— begin Input material —

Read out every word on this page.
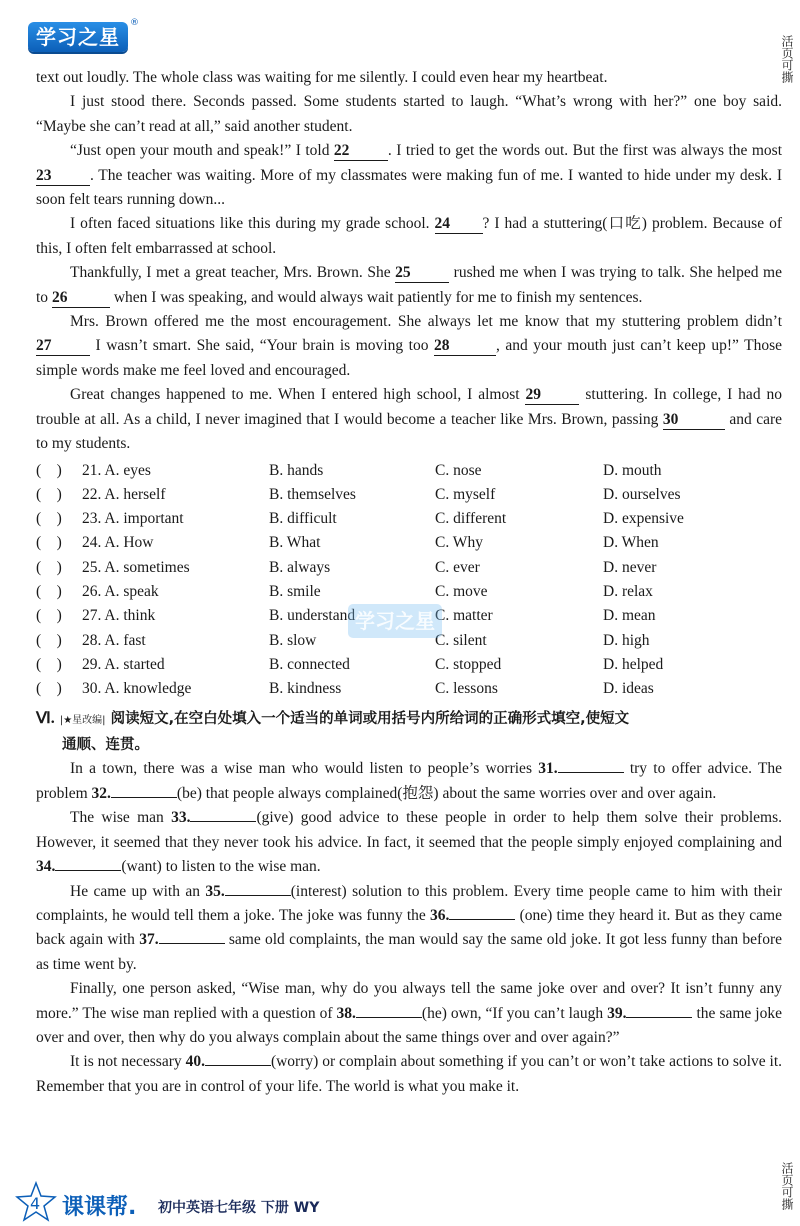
学习之星
®
活页可撕

text out loudly. The whole class was waiting for me silently. I could even hear my heartbeat.

I just stood there. Seconds passed. Some students started to laugh. “What’s wrong with her?” one boy said. “Maybe she can’t read at all,” said another student.

“Just open your mouth and speak!” I told 22 . I tried to get the words out. But the first was always the most 23 . The teacher was waiting. More of my classmates were making fun of me. I wanted to hide under my desk. I soon felt tears running down...

I often faced situations like this during my grade school. 24 ? I had a stuttering(口吃) problem. Because of this, I often felt embarrassed at school.

Thankfully, I met a great teacher, Mrs. Brown. She 25 rushed me when I was trying to talk. She helped me to 26	when I was speaking, and would always wait patiently for me to finish my sentences.

Mrs. Brown offered me the most encouragement. She always let me know that my stuttering problem didn’t 27 I wasn’t smart. She said, “Your brain is moving too 28	, and your mouth just can’t keep up!” Those simple words make me feel loved and encouraged.

Great changes happened to me. When I entered high school, I almost 29 stuttering. In college, I had no trouble at all. As a child, I never imagined that I would become a teacher like Mrs. Brown, passing 30	and care to my students.

(　) 21. A. eyes	B. hands	C. nose	D. mouth
(　) 22. A. herself	B. themselves	C. myself	D. ourselves
(　) 23. A. important	B. difficult	C. different	D. expensive
(　) 24. A. How	B. What	C. Why	D. When
(　) 25. A. sometimes	B. always	C. ever	D. never
(　) 26. A. speak	B. smile	C. move	D. relax
(　) 27. A. think	B. understand	C. matter	D. mean
(　) 28. A. fast	B. slow	C. silent	D. high
(　) 29. A. started	B. connected	C. stopped	D. helped
(　) 30. A. knowledge	B. kindness	C. lessons	D. ideas
Ⅵ. |★星改编| 阅读短文,在空白处填入一个适当的单词或用括号内所给词的正确形式填空,使短文
通顺、连贯。

In a town, there was a wise man who would listen to people’s worries 31.	try to offer advice. The problem 32.	(be) that people always complained(抱怨) about the same worries over and over again.

The wise man 33.	(give) good advice to these people in order to help them solve their problems. However, it seemed that they never took his advice. In fact, it seemed that the people simply enjoyed complaining and 34.	(want) to listen to the wise man.

He came up with an 35.	(interest) solution to this problem. Every time people came to him with their complaints, he would tell them a joke. The joke was funny the 36.	(one) time they heard it. But as they came back again with 37.	same old complaints, the man would say the same old joke. It got less funny than before as time went by.

Finally, one person asked, “Wise man, why do you always tell the same joke over and over? It isn’t funny any more.” The wise man replied with a question of 38.	(he) own, “If you can’t laugh 39.	the same joke over and over, then why do you always complain about the same things over and over again?”

It is not necessary 40.	(worry) or complain about something if you can’t or won’t take actions to solve it. Remember that you are in control of your life. The world is what you make it.

学习之星
4 课课帮. 初中英语七年级 下册 WY	活页可撕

— end Input material —

Work instructions: Show every line of the listing in which the string "students" can be found.

Result of this task:
I just stood there. Seconds passed. Some students started to laugh. “What’s wrong with her?” one boy said. “Maybe she can’t read at all,” said another student.
Great changes happened to me. When I entered high school, I almost 29 stuttering. In college, I had no trouble at all. As a child, I never imagined that I would become a teacher like Mrs. Brown, passing 30	and care to my students.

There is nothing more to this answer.